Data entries
........
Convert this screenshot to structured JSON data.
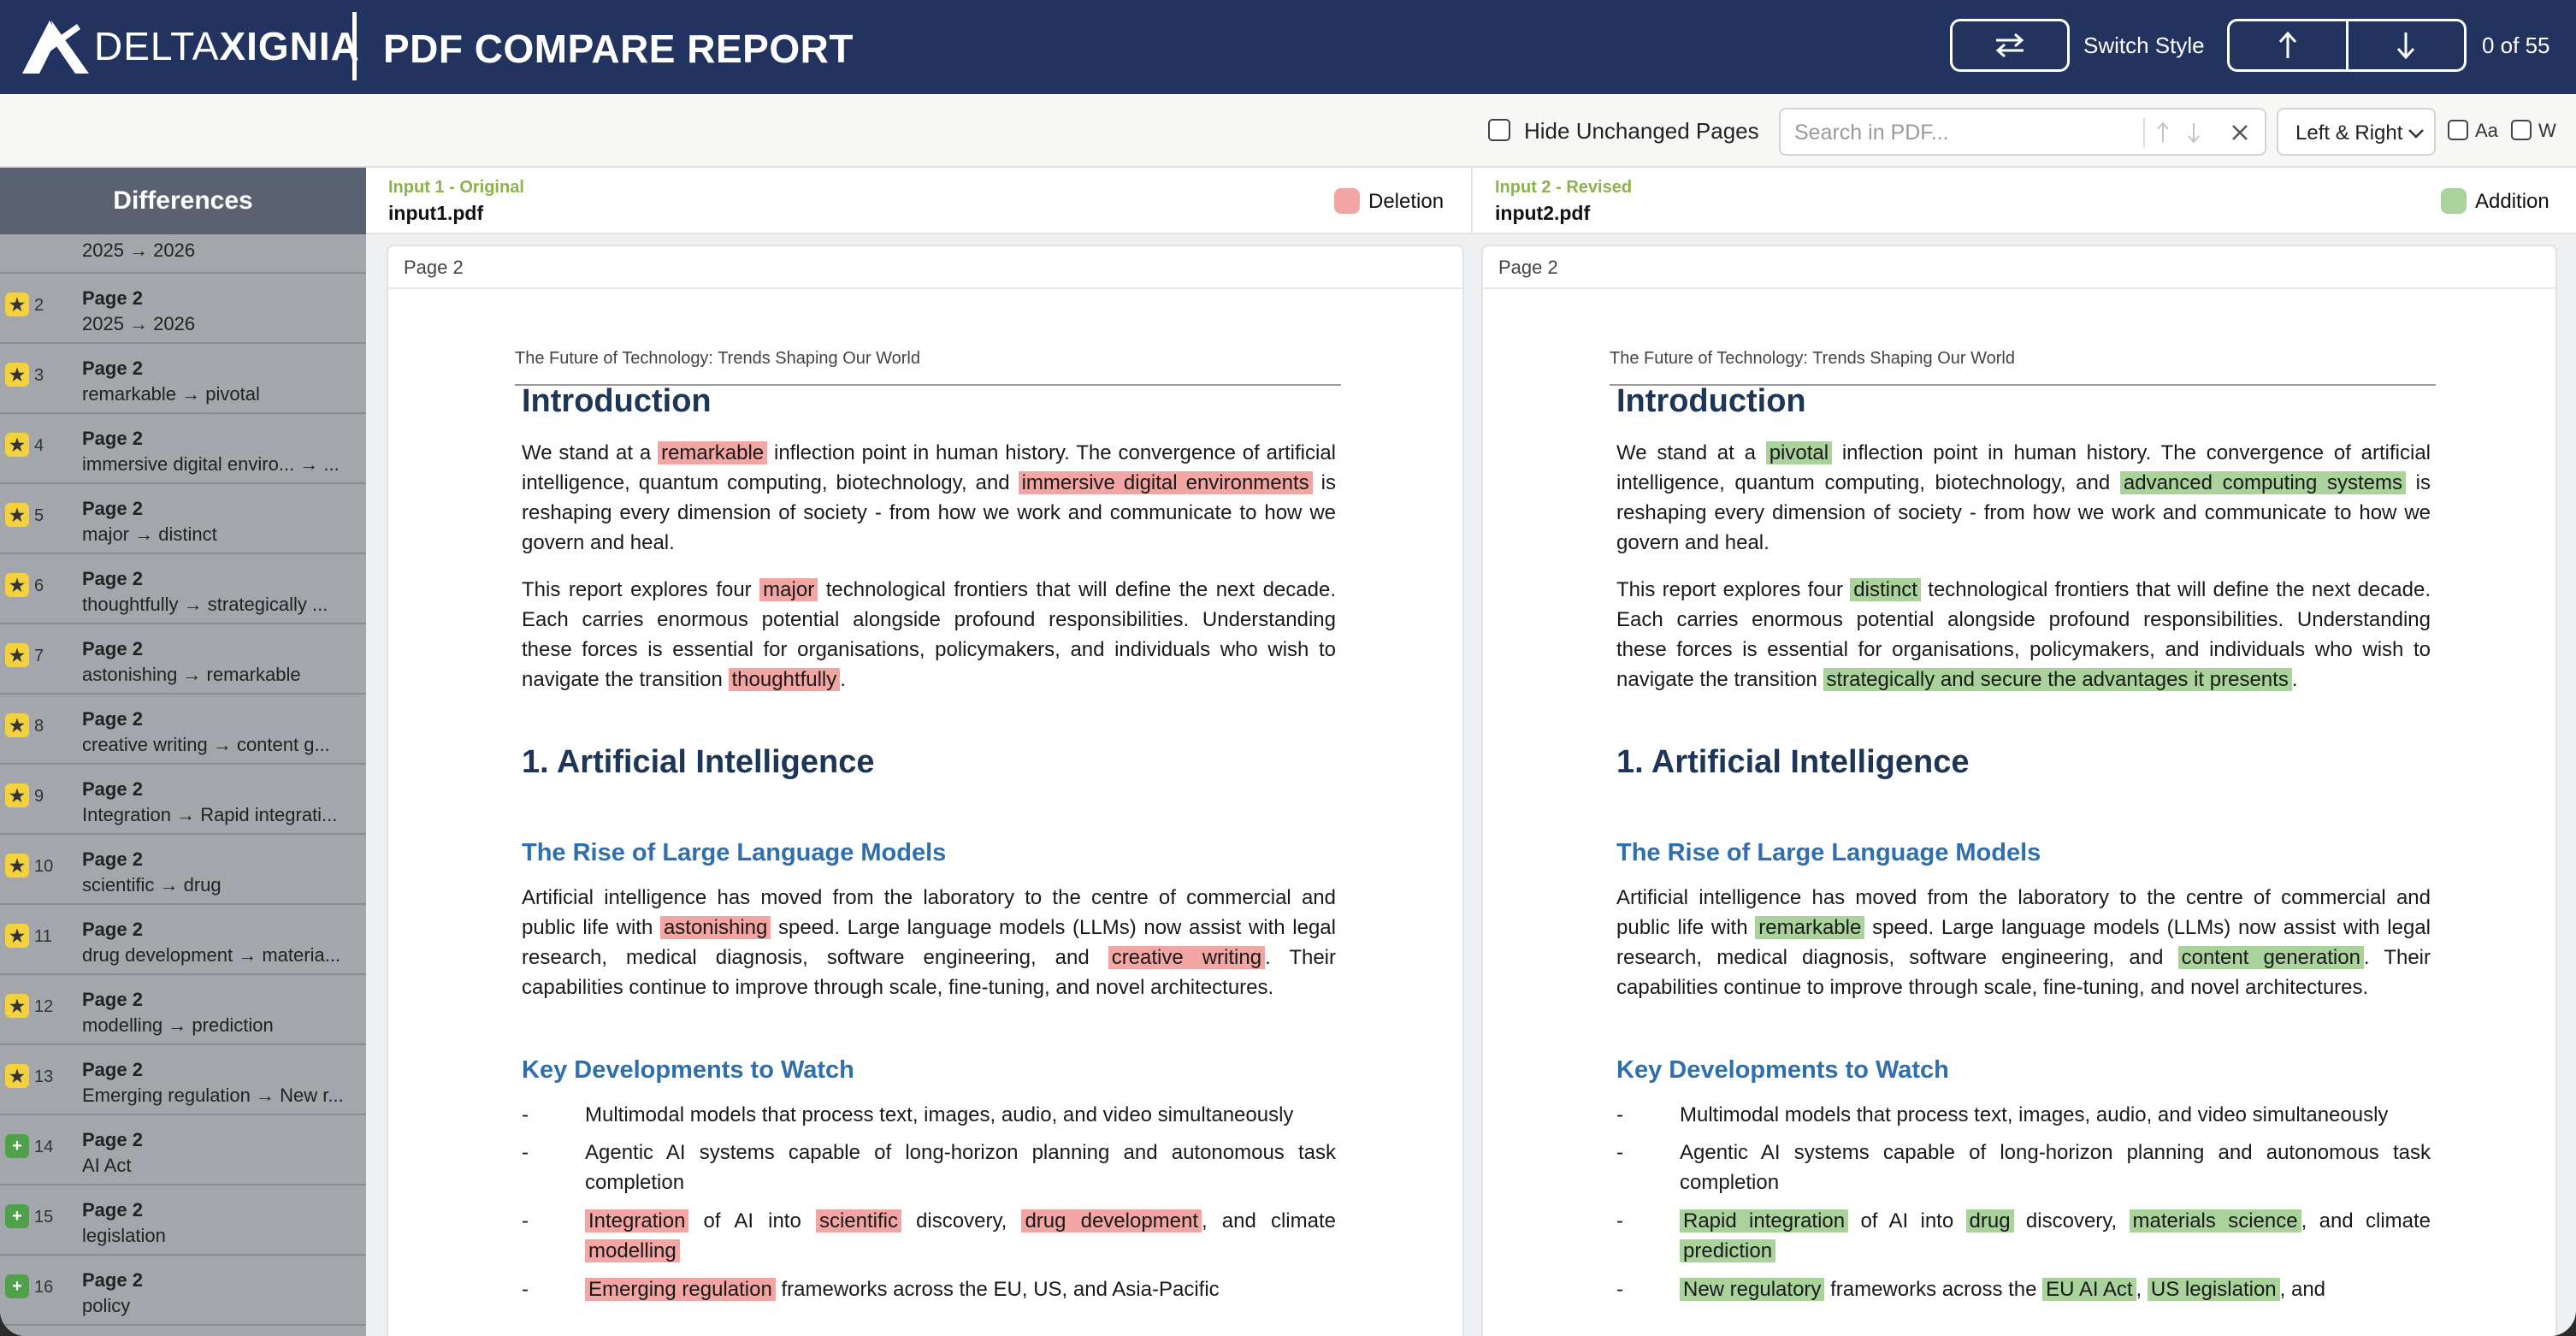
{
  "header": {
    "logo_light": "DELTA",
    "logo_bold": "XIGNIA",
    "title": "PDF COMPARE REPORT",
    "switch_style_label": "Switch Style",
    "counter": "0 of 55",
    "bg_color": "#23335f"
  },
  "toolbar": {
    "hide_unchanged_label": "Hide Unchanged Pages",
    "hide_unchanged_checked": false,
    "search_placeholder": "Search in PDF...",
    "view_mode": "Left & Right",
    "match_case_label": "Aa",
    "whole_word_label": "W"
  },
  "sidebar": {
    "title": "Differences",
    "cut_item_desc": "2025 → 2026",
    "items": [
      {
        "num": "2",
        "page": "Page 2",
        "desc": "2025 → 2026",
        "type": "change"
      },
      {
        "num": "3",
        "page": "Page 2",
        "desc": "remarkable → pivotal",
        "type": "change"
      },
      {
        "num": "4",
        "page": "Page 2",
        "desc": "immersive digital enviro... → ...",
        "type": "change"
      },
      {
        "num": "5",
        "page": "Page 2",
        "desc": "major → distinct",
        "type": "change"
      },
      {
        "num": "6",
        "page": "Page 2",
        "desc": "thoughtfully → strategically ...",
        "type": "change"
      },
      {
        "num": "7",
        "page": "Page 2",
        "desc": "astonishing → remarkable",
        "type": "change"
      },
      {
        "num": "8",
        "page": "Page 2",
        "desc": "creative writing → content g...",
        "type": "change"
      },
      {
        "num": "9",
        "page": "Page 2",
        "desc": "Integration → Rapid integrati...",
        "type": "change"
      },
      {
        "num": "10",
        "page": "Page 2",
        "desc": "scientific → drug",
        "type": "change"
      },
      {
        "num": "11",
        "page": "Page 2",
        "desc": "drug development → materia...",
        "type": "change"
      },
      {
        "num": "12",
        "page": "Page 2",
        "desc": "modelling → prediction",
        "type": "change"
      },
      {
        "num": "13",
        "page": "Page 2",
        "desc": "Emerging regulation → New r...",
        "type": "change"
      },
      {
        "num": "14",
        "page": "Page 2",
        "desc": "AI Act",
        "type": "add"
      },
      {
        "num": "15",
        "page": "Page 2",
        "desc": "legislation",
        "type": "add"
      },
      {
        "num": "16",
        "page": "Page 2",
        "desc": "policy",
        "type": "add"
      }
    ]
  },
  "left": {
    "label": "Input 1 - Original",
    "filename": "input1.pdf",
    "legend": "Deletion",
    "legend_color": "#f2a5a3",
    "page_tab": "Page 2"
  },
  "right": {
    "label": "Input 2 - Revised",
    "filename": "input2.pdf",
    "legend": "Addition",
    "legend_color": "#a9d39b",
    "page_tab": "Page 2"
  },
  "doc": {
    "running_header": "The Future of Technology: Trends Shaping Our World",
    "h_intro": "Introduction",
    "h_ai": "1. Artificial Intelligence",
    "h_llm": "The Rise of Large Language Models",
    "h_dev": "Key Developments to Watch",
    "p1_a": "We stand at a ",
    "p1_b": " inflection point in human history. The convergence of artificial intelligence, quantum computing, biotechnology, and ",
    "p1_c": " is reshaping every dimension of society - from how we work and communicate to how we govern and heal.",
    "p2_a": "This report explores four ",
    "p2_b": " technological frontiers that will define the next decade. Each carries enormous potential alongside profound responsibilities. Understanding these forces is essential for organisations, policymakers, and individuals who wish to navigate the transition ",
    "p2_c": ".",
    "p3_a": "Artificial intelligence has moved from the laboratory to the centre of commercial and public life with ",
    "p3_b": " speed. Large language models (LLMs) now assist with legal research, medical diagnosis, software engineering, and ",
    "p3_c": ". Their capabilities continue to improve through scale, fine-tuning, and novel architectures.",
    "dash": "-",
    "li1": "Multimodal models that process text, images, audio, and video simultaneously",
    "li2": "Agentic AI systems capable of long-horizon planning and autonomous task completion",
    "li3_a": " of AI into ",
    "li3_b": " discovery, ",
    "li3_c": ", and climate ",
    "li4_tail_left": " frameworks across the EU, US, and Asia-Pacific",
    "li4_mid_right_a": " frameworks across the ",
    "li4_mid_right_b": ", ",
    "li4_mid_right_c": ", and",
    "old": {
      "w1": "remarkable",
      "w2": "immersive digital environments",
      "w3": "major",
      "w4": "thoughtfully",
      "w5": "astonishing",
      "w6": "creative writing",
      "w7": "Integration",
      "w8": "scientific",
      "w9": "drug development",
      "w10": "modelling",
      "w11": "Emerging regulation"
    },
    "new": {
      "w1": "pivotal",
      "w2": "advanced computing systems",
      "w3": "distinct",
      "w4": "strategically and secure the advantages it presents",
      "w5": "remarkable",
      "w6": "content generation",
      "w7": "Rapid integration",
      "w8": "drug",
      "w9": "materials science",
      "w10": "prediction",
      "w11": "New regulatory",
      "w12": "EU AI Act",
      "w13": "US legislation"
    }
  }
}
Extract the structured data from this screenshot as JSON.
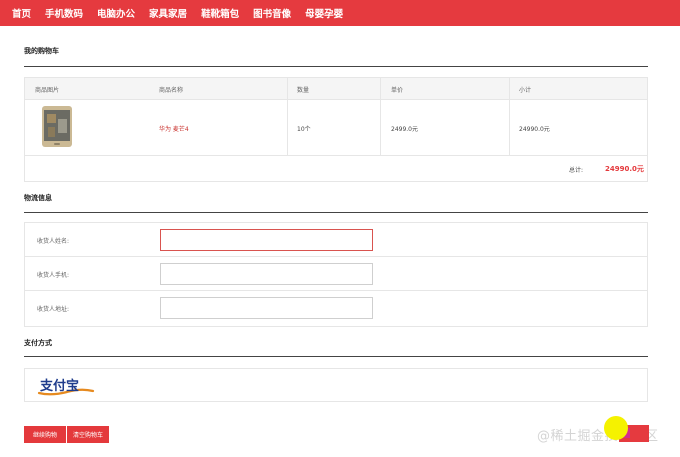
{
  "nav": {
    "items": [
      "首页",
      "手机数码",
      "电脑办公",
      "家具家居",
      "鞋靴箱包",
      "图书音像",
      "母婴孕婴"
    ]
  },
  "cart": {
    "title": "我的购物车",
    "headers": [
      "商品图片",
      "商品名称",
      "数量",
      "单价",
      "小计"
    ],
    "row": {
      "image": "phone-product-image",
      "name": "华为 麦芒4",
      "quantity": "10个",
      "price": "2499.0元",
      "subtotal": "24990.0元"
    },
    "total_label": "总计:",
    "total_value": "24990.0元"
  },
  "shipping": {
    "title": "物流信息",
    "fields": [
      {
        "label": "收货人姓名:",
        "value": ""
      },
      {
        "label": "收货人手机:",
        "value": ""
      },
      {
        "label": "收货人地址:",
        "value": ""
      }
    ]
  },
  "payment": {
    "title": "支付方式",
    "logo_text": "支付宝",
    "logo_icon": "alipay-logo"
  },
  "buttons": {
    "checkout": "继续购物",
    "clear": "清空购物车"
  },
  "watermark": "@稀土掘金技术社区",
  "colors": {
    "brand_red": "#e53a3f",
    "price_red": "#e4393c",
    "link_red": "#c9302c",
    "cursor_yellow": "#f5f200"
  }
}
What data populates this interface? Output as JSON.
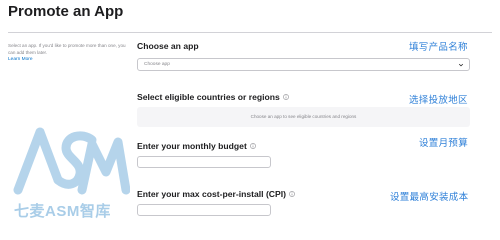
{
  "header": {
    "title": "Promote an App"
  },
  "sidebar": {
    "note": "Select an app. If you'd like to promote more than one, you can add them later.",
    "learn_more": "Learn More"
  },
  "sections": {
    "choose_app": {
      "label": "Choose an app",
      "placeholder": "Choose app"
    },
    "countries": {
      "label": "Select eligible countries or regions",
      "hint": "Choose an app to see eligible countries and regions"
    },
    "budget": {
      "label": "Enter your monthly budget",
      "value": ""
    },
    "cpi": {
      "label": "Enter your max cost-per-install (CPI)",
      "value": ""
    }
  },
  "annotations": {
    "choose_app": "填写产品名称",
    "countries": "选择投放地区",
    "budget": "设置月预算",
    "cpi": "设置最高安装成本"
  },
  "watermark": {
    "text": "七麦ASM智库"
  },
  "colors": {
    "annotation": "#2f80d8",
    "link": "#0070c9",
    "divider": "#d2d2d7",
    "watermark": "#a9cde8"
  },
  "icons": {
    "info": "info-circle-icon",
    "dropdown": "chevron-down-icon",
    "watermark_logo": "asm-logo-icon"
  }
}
........
Task objective
Copy each line of the listing that holds the word "title".

Response to the task
    "title": "PDF COMPARE REPORT",
    "title": "Differences",
    "title": "我的购物车",
    "title": "物流信息",
    "title": "支付方式",
    "title": "Promote an App"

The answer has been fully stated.